**Dataset content**
* start *
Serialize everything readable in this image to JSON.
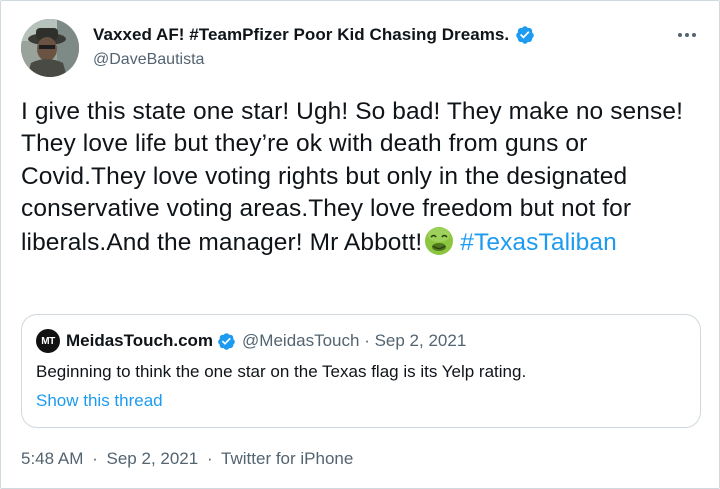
{
  "author": {
    "display_name": "Vaxxed AF! #TeamPfizer Poor Kid Chasing Dreams.",
    "handle": "@DaveBautista",
    "verified_color": "#1d9bf0"
  },
  "tweet": {
    "text": "I give this state one star! Ugh! So bad! They make no sense! They love life but they’re ok with death from guns or Covid.They love voting rights but only in the designated conservative voting areas.They love freedom but not for liberals.And the manager! Mr Abbott!",
    "emoji": "nauseated-face-emoji",
    "hashtag": "#TexasTaliban"
  },
  "quote": {
    "logo_text": "MT",
    "name": "MeidasTouch.com",
    "meta": "@MeidasTouch · Sep 2, 2021",
    "text": "Beginning to think the one star on the Texas flag is its Yelp rating.",
    "link": "Show this thread"
  },
  "footer": {
    "time": "5:48 AM",
    "date": "Sep 2, 2021",
    "source": "Twitter for iPhone",
    "separator": "·"
  },
  "colors": {
    "accent": "#1d9bf0",
    "secondary_text": "#536471",
    "border": "#cfd9de"
  }
}
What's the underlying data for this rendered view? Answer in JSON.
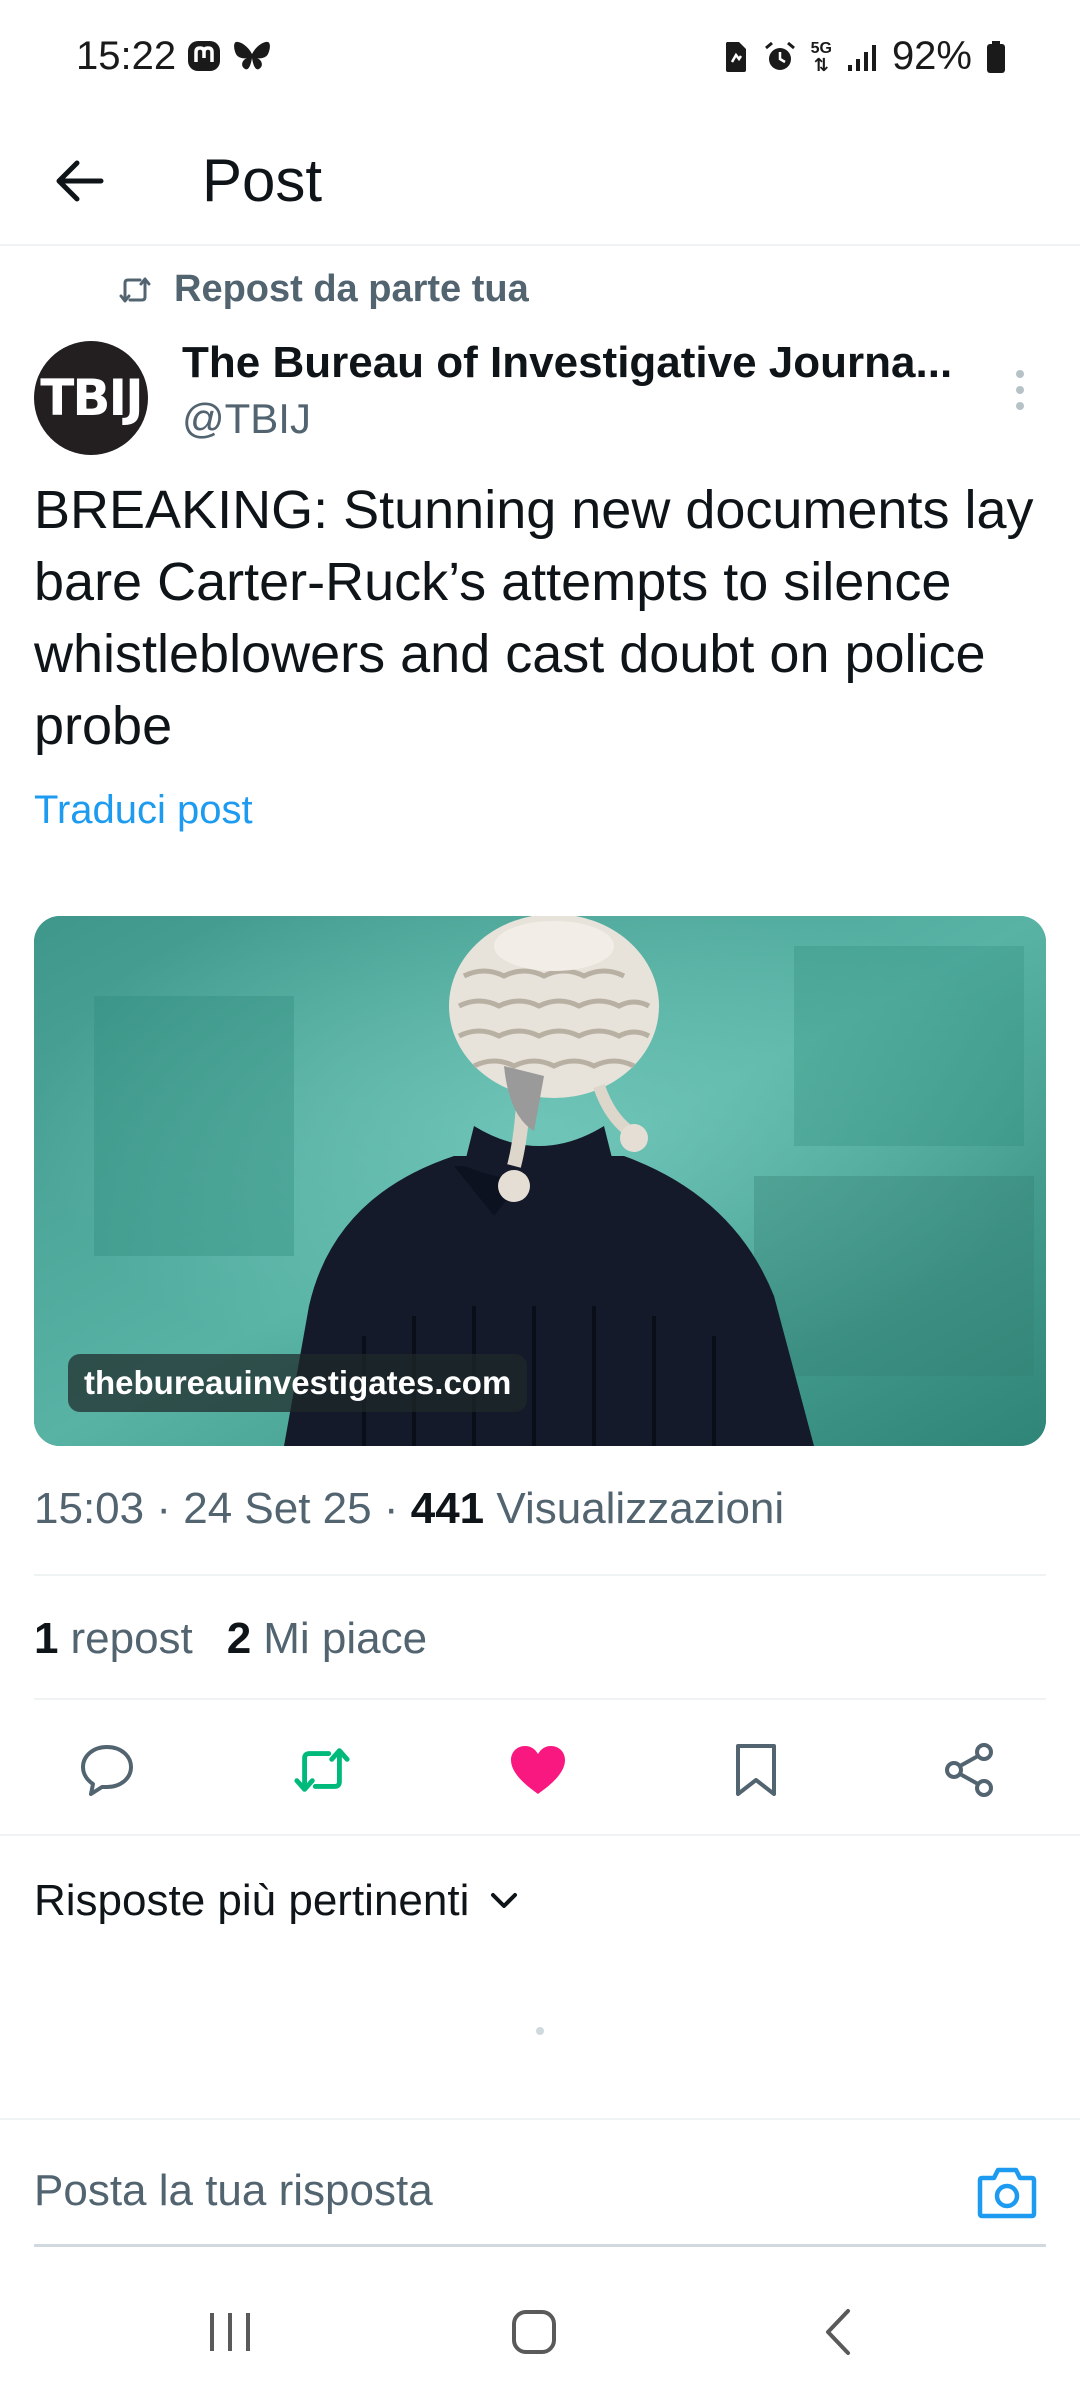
{
  "status_bar": {
    "time": "15:22",
    "network": "5G",
    "battery": "92%"
  },
  "header": {
    "title": "Post"
  },
  "repost_indicator": {
    "label": "Repost da parte tua"
  },
  "author": {
    "avatar_text": "TBIJ",
    "name": "The Bureau of Investigative Journa...",
    "handle": "@TBIJ"
  },
  "post": {
    "text": "BREAKING: Stunning new documents lay bare Carter-Ruck’s attempts to silence whistleblowers and cast doubt on police probe",
    "translate_label": "Traduci post",
    "media_domain": "thebureauinvestigates.com",
    "time": "15:03",
    "date": "24 Set 25",
    "views_count": "441",
    "views_label": "Visualizzazioni",
    "separator": "·"
  },
  "stats": {
    "reposts_count": "1",
    "reposts_label": "repost",
    "likes_count": "2",
    "likes_label": "Mi piace"
  },
  "actions": {
    "reply_icon": "reply-icon",
    "repost_icon": "repost-icon",
    "like_icon": "heart-icon",
    "bookmark_icon": "bookmark-icon",
    "share_icon": "share-icon",
    "repost_color": "#00ba7c",
    "like_color": "#f91880"
  },
  "replies": {
    "sort_label": "Risposte più pertinenti"
  },
  "reply_bar": {
    "placeholder": "Posta la tua risposta"
  },
  "colors": {
    "accent": "#1d9bf0",
    "secondary_text": "#536471",
    "media_bg": "#3f9e90"
  }
}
* end *
**Exercise requirements**
Find the word "JSON" in the records and pull out each line that has it.

**Written response**
Serialize everything readable in this image to JSON.
What's the underlying data for this rendered view? Answer in JSON.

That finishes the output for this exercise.